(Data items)

[start]

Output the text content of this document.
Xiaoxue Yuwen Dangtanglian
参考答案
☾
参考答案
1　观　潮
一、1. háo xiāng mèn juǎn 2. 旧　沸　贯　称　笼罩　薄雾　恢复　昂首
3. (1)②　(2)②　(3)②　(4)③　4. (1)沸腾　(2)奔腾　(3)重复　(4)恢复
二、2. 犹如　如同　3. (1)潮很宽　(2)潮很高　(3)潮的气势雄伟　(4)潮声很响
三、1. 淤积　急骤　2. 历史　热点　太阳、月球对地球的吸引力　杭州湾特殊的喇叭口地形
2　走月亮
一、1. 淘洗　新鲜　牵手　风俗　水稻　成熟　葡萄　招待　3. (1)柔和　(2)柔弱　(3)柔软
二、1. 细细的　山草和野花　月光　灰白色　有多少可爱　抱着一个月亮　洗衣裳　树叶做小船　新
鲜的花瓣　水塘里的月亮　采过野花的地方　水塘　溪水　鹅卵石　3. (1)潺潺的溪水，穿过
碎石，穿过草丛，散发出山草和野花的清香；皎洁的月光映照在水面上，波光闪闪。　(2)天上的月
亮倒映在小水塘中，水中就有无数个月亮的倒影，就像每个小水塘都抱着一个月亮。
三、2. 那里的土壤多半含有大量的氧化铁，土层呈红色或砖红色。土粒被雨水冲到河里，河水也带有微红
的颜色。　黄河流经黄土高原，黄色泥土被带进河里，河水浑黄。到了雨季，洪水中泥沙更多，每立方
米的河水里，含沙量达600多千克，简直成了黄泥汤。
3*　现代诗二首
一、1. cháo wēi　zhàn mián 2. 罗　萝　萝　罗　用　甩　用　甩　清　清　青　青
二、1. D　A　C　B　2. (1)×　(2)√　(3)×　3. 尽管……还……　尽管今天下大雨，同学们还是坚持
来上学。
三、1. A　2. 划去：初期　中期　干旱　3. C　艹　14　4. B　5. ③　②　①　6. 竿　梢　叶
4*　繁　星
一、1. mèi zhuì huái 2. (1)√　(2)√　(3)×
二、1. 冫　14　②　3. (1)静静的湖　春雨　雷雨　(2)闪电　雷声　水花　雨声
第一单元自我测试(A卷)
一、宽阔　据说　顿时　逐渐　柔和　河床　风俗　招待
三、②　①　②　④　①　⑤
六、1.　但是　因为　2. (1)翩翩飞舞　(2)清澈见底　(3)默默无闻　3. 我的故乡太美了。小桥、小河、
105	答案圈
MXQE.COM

[end]

DO THIS. All of the data must be returned exactly.

PROBLEM SOLUTION.
Output the text content of this document.
Xiaoxue Yuwen Dangtanglian
参考答案
☾
参考答案
1　观　潮
一、1. háo xiāng mèn juǎn 2. 旧　沸　贯　称　笼罩　薄雾　恢复　昂首
3. (1)②　(2)②　(3)②　(4)③　4. (1)沸腾　(2)奔腾　(3)重复　(4)恢复
二、2. 犹如　如同　3. (1)潮很宽　(2)潮很高　(3)潮的气势雄伟　(4)潮声很响
三、1. 淤积　急骤　2. 历史　热点　太阳、月球对地球的吸引力　杭州湾特殊的喇叭口地形
2　走月亮
一、1. 淘洗　新鲜　牵手　风俗　水稻　成熟　葡萄　招待　3. (1)柔和　(2)柔弱　(3)柔软
二、1. 细细的　山草和野花　月光　灰白色　有多少可爱　抱着一个月亮　洗衣裳　树叶做小船　新
鲜的花瓣　水塘里的月亮　采过野花的地方　水塘　溪水　鹅卵石　3. (1)潺潺的溪水，穿过
碎石，穿过草丛，散发出山草和野花的清香；皎洁的月光映照在水面上，波光闪闪。　(2)天上的月
亮倒映在小水塘中，水中就有无数个月亮的倒影，就像每个小水塘都抱着一个月亮。
三、2. 那里的土壤多半含有大量的氧化铁，土层呈红色或砖红色。土粒被雨水冲到河里，河水也带有微红
的颜色。　黄河流经黄土高原，黄色泥土被带进河里，河水浑黄。到了雨季，洪水中泥沙更多，每立方
米的河水里，含沙量达600多千克，简直成了黄泥汤。
3*　现代诗二首
一、1. cháo wēi　zhàn mián 2. 罗　萝　萝　罗　用　甩　用　甩　清　清　青　青
二、1. D　A　C　B　2. (1)×　(2)√　(3)×　3. 尽管……还……　尽管今天下大雨，同学们还是坚持
来上学。
三、1. A　2. 划去：初期　中期　干旱　3. C　艹　14　4. B　5. ③　②　①　6. 竿　梢　叶
4*　繁　星
一、1. mèi zhuì huái 2. (1)√　(2)√　(3)×
二、1. 冫　14　②　3. (1)静静的湖　春雨　雷雨　(2)闪电　雷声　水花　雨声
第一单元自我测试(A卷)
一、宽阔　据说　顿时　逐渐　柔和　河床　风俗　招待
三、②　①　②　④　①　⑤
六、1.　但是　因为　2. (1)翩翩飞舞　(2)清澈见底　(3)默默无闻　3. 我的故乡太美了。小桥、小河、
105	答案圈
MXQE.COM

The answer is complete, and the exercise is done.